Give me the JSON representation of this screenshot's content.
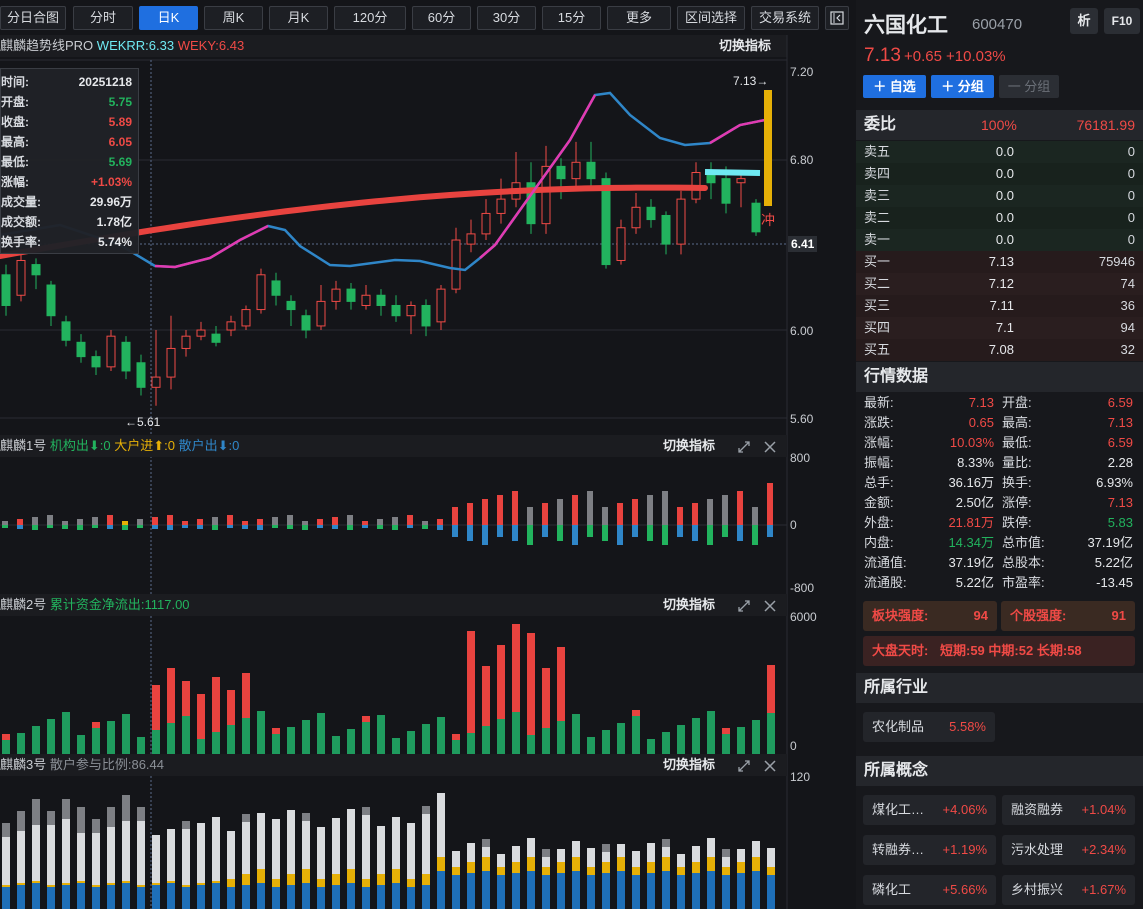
{
  "toolbar": {
    "buttons": [
      "分日合图",
      "分时",
      "日K",
      "周K",
      "月K",
      "120分",
      "60分",
      "30分",
      "15分",
      "更多",
      "区间选择",
      "交易系统"
    ],
    "active": "日K"
  },
  "main_panel": {
    "title": "麒麟趋势线PRO",
    "wekrr": "WEKRR:6.33",
    "weky": "WEKY:6.43",
    "switch_label": "切换指标",
    "price_axis": [
      "7.20",
      "6.80",
      "6.41",
      "6.00",
      "5.60"
    ],
    "high_marker": "7.13→",
    "low_marker": "←5.61",
    "limit_up_marker": "冲"
  },
  "tooltip": {
    "rows": [
      {
        "label": "时间:",
        "value": "20251218",
        "color": "white"
      },
      {
        "label": "开盘:",
        "value": "5.75",
        "color": "green"
      },
      {
        "label": "收盘:",
        "value": "5.89",
        "color": "red"
      },
      {
        "label": "最高:",
        "value": "6.05",
        "color": "red"
      },
      {
        "label": "最低:",
        "value": "5.69",
        "color": "green"
      },
      {
        "label": "涨幅:",
        "value": "+1.03%",
        "color": "red"
      },
      {
        "label": "成交量:",
        "value": "29.96万",
        "color": "white"
      },
      {
        "label": "成交额:",
        "value": "1.78亿",
        "color": "white"
      },
      {
        "label": "换手率:",
        "value": "5.74%",
        "color": "white"
      }
    ]
  },
  "panel1": {
    "title": "麒麟1号",
    "item1": "机构出⬇:0",
    "item2": "大户进⬆:0",
    "item3": "散户出⬇:0",
    "switch_label": "切换指标",
    "axis": [
      "800",
      "0",
      "-800"
    ]
  },
  "panel2": {
    "title": "麒麟2号",
    "item1": "累计资金净流出:1117.00",
    "switch_label": "切换指标",
    "axis": [
      "6000",
      "0"
    ]
  },
  "panel3": {
    "title": "麒麟3号",
    "item1": "散户参与比例:86.44",
    "switch_label": "切换指标",
    "axis": [
      "120"
    ]
  },
  "stock": {
    "name": "六国化工",
    "code": "600470",
    "analyze_btn": "析",
    "f10_btn": "F10",
    "price": "7.13",
    "change": "+0.65",
    "pct": "+10.03%",
    "add_watch": "＋ 自选",
    "add_group": "＋ 分组",
    "remove_group": "一 分组"
  },
  "weibi": {
    "label": "委比",
    "pct": "100%",
    "diff": "76181.99"
  },
  "orderbook": [
    {
      "label": "卖五",
      "price": "0.0",
      "vol": "0",
      "side": "sell",
      "color": "white"
    },
    {
      "label": "卖四",
      "price": "0.0",
      "vol": "0",
      "side": "sell",
      "color": "white"
    },
    {
      "label": "卖三",
      "price": "0.0",
      "vol": "0",
      "side": "sell",
      "color": "white"
    },
    {
      "label": "卖二",
      "price": "0.0",
      "vol": "0",
      "side": "sell",
      "color": "white"
    },
    {
      "label": "卖一",
      "price": "0.0",
      "vol": "0",
      "side": "sell",
      "color": "white"
    },
    {
      "label": "买一",
      "price": "7.13",
      "vol": "75946",
      "side": "buy",
      "color": "white"
    },
    {
      "label": "买二",
      "price": "7.12",
      "vol": "74",
      "side": "buy",
      "color": "white"
    },
    {
      "label": "买三",
      "price": "7.11",
      "vol": "36",
      "side": "buy",
      "color": "white"
    },
    {
      "label": "买四",
      "price": "7.1",
      "vol": "94",
      "side": "buy",
      "color": "white"
    },
    {
      "label": "买五",
      "price": "7.08",
      "vol": "32",
      "side": "buy",
      "color": "white"
    }
  ],
  "market": {
    "title": "行情数据",
    "rows": [
      {
        "k1": "最新:",
        "v1": "7.13",
        "c1": "red",
        "k2": "开盘:",
        "v2": "6.59",
        "c2": "red"
      },
      {
        "k1": "涨跌:",
        "v1": "0.65",
        "c1": "red",
        "k2": "最高:",
        "v2": "7.13",
        "c2": "red"
      },
      {
        "k1": "涨幅:",
        "v1": "10.03%",
        "c1": "red",
        "k2": "最低:",
        "v2": "6.59",
        "c2": "red"
      },
      {
        "k1": "振幅:",
        "v1": "8.33%",
        "c1": "white",
        "k2": "量比:",
        "v2": "2.28",
        "c2": "white"
      },
      {
        "k1": "总手:",
        "v1": "36.16万",
        "c1": "white",
        "k2": "换手:",
        "v2": "6.93%",
        "c2": "white"
      },
      {
        "k1": "金额:",
        "v1": "2.50亿",
        "c1": "white",
        "k2": "涨停:",
        "v2": "7.13",
        "c2": "red"
      },
      {
        "k1": "外盘:",
        "v1": "21.81万",
        "c1": "red",
        "k2": "跌停:",
        "v2": "5.83",
        "c2": "green"
      },
      {
        "k1": "内盘:",
        "v1": "14.34万",
        "c1": "green",
        "k2": "总市值:",
        "v2": "37.19亿",
        "c2": "white"
      },
      {
        "k1": "流通值:",
        "v1": "37.19亿",
        "c1": "white",
        "k2": "总股本:",
        "v2": "5.22亿",
        "c2": "white"
      },
      {
        "k1": "流通股:",
        "v1": "5.22亿",
        "c1": "white",
        "k2": "市盈率:",
        "v2": "-13.45",
        "c2": "white"
      }
    ]
  },
  "strength": {
    "sector_label": "板块强度:",
    "sector_value": "94",
    "stock_label": "个股强度:",
    "stock_value": "91",
    "market_sky": "大盘天时:",
    "short_label": "短期:",
    "short_value": "59",
    "mid_label": "中期:",
    "mid_value": "52",
    "long_label": "长期:",
    "long_value": "58"
  },
  "industry": {
    "title": "所属行业",
    "name": "农化制品",
    "change": "5.58%"
  },
  "concepts": {
    "title": "所属概念",
    "items": [
      {
        "name": "煤化工…",
        "change": "+4.06%"
      },
      {
        "name": "融资融券",
        "change": "+1.04%"
      },
      {
        "name": "转融券…",
        "change": "+1.19%"
      },
      {
        "name": "污水处理",
        "change": "+2.34%"
      },
      {
        "name": "磷化工",
        "change": "+5.66%"
      },
      {
        "name": "乡村振兴",
        "change": "+1.67%"
      }
    ]
  },
  "colors": {
    "up": "#f04a46",
    "down": "#22b35e",
    "accent": "#1f6fe0",
    "ma_red": "#e8433f",
    "ma_blue": "#2f86c8",
    "ma_pink": "#e23ab0",
    "ma_cyan": "#6fe9f2",
    "limit_bar": "#e6b007"
  }
}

**Job**
Each line holding "change" must be found and copied.

**Finished exercise**
    "change": "+0.65",
    "change": "5.58%"
        "change": "+4.06%"
        "change": "+1.04%"
        "change": "+1.19%"
        "change": "+2.34%"
        "change": "+5.66%"
        "change": "+1.67%"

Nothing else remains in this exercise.